[begin RECORDS FOR THE EXERCISE]
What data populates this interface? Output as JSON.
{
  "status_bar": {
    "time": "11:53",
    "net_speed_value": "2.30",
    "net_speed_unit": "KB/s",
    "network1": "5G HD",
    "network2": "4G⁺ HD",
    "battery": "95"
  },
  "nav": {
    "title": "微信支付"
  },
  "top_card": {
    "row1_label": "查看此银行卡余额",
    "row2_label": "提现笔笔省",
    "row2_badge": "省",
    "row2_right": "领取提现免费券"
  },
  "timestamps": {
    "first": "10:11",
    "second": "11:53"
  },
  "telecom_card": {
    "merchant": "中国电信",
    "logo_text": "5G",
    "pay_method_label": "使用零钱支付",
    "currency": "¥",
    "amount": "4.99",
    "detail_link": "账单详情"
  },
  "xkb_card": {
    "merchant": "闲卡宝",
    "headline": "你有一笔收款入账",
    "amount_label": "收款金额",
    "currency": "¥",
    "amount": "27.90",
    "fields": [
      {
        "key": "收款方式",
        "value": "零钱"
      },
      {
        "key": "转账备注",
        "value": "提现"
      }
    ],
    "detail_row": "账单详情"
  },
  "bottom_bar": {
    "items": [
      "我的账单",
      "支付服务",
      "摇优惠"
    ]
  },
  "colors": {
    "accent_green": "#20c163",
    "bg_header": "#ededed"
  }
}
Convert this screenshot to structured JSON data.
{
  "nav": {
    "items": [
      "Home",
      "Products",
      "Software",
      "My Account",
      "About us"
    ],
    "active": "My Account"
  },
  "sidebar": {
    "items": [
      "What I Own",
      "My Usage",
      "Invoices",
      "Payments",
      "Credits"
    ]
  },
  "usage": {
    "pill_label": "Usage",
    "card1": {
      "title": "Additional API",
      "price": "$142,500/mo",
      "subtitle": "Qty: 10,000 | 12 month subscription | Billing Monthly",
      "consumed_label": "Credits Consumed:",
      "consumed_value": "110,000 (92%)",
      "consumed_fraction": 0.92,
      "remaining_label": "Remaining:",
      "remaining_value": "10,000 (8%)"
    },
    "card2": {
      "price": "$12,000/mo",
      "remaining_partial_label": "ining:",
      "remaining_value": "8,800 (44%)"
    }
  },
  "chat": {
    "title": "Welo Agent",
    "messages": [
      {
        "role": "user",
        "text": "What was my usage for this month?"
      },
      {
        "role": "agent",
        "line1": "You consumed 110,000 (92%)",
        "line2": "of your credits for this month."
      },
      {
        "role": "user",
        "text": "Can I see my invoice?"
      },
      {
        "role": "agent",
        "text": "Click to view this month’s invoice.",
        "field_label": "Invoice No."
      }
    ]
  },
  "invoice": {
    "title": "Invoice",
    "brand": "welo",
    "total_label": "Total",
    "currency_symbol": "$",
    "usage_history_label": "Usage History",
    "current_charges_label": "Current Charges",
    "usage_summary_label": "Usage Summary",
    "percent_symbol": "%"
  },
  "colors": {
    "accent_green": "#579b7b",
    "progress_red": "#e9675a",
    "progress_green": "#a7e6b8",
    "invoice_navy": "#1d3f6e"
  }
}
[end RECORDS FOR THE EXERCISE]
GOAL.
Read the entries and pick out all lines that include the word "data".

ANSWER.
What data populates this interface? Output as JSON.
Convert this screenshot to structured JSON data.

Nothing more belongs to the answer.